'''
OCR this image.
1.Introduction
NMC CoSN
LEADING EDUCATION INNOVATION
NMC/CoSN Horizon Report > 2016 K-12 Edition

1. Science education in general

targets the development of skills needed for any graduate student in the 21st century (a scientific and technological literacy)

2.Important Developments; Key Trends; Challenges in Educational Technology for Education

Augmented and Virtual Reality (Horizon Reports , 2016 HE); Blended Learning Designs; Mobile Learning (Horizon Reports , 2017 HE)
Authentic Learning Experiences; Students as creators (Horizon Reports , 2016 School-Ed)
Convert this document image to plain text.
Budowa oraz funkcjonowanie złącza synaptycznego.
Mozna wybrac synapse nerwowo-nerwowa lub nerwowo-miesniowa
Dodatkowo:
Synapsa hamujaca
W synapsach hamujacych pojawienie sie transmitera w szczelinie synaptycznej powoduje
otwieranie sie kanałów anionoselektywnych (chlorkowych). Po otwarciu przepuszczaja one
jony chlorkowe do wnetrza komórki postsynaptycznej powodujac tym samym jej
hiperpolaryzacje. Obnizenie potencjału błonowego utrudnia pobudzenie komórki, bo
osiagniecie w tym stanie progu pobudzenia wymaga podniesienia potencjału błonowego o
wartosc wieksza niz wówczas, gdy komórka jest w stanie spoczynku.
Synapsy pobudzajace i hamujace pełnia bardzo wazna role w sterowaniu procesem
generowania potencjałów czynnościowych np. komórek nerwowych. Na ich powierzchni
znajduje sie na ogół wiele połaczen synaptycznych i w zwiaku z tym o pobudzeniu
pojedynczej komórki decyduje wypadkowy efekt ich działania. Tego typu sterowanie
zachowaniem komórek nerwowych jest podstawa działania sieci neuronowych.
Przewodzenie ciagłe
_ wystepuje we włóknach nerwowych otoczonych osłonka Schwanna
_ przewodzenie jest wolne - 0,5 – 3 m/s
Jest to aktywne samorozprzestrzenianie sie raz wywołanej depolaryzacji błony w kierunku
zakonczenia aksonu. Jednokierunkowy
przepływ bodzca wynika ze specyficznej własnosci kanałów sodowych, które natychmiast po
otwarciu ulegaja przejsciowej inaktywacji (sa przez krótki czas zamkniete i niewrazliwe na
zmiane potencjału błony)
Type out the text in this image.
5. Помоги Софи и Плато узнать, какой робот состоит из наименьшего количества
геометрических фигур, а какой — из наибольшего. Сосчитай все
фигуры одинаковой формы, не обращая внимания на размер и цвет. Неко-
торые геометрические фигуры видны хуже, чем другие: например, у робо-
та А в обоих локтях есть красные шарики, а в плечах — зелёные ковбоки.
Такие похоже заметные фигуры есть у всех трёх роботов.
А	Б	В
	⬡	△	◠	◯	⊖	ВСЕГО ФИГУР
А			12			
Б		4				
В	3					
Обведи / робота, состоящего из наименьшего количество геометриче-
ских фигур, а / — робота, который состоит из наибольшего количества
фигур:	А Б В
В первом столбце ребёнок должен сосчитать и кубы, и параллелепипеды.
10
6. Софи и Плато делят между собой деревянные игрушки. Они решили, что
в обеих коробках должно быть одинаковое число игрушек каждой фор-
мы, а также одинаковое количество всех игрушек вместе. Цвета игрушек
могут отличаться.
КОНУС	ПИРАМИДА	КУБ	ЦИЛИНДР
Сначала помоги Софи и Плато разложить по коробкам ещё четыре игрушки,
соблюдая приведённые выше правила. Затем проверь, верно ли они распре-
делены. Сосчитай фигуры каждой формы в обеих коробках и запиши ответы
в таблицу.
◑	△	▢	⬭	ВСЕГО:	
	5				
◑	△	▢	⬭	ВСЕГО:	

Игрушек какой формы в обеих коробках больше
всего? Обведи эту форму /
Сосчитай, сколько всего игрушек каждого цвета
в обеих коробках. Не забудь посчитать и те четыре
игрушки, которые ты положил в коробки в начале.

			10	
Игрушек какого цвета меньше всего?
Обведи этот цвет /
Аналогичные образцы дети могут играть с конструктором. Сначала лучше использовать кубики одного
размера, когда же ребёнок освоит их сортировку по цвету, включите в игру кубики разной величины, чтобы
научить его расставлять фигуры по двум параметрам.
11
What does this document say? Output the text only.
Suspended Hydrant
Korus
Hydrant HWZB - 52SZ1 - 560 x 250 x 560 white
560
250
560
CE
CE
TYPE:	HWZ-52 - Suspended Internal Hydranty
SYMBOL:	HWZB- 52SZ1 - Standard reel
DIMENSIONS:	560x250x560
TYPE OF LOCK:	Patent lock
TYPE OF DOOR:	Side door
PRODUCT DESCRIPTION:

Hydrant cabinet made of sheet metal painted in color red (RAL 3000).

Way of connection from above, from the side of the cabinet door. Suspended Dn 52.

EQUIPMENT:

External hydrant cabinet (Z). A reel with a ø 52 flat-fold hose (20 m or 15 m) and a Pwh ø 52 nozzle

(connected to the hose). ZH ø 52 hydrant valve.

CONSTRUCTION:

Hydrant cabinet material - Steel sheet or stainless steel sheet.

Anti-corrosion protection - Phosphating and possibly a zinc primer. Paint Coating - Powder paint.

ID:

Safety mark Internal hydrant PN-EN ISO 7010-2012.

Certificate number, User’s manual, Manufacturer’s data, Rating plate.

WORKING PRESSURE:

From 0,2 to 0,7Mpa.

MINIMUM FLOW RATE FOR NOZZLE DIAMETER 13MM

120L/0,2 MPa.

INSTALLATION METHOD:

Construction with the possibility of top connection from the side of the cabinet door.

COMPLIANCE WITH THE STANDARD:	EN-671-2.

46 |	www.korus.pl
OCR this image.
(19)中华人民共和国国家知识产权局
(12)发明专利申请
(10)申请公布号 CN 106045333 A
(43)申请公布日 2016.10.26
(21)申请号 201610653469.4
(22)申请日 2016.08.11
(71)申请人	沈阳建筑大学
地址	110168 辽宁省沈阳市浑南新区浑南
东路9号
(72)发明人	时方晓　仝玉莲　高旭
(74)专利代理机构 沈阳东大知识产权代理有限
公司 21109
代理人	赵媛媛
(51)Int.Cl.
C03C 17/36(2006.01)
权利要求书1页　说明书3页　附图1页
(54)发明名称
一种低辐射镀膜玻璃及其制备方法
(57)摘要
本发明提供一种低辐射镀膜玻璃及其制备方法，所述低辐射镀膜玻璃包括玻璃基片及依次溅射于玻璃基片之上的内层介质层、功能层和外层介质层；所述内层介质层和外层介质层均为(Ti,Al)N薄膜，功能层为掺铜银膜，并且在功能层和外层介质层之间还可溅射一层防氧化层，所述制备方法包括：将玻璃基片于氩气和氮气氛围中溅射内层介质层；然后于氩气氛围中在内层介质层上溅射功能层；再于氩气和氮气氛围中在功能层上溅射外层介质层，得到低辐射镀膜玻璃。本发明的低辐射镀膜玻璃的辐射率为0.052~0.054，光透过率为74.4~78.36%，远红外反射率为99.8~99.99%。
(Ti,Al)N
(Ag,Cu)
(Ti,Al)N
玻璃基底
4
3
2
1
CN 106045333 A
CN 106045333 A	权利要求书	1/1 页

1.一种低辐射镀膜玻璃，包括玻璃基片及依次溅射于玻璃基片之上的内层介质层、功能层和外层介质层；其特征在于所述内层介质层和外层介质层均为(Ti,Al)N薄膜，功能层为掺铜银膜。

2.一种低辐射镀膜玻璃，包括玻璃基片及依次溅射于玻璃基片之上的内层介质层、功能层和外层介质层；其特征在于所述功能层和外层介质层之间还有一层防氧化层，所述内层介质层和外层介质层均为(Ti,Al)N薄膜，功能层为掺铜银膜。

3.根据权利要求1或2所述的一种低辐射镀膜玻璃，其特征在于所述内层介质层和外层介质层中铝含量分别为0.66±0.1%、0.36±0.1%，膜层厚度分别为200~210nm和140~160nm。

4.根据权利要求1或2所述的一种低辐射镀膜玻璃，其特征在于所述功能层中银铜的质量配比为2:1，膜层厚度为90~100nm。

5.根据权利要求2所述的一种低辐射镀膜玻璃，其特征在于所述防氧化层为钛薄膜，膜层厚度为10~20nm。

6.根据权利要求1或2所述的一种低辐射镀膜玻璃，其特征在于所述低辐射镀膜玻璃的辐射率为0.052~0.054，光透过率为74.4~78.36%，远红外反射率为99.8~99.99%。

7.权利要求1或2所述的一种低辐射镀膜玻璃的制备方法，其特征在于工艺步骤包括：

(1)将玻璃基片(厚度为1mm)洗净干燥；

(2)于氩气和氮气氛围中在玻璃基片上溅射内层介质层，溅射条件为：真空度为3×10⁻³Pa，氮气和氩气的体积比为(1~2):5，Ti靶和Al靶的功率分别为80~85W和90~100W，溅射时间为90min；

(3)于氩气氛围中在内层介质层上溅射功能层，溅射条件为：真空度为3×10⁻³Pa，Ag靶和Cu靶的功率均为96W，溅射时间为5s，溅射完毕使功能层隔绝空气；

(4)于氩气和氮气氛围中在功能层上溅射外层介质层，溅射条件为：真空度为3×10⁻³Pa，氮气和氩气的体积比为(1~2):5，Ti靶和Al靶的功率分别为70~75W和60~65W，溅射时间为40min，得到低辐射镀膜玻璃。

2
'''
Task statement: Count the lines of the listing above that include the word "Internal" and state the total with nothing else.

Worked answer: 2